In full and without alteration, give the listing again.

— BEGIN Records to process —

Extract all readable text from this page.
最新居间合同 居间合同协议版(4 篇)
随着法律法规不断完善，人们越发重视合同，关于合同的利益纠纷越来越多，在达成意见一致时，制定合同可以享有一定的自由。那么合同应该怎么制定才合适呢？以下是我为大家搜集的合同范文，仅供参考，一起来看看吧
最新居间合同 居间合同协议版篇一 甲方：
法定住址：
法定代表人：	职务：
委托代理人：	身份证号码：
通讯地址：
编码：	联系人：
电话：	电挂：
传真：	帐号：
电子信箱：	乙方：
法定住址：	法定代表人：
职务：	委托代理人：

— END Records to process —

#### Answer to the exercise:
Extract all readable text from this page.
最新居间合同 居间合同协议版(4 篇)
随着法律法规不断完善，人们越发重视合同，关于合同的利益纠纷越来越多，在达成意见一致时，制定合同可以享有一定的自由。那么合同应该怎么制定才合适呢？以下是我为大家搜集的合同范文，仅供参考，一起来看看吧
最新居间合同 居间合同协议版篇一 甲方：
法定住址：
法定代表人：	职务：
委托代理人：	身份证号码：
通讯地址：
编码：	联系人：
电话：	电挂：
传真：	帐号：
电子信箱：	乙方：
法定住址：	法定代表人：
职务：	委托代理人：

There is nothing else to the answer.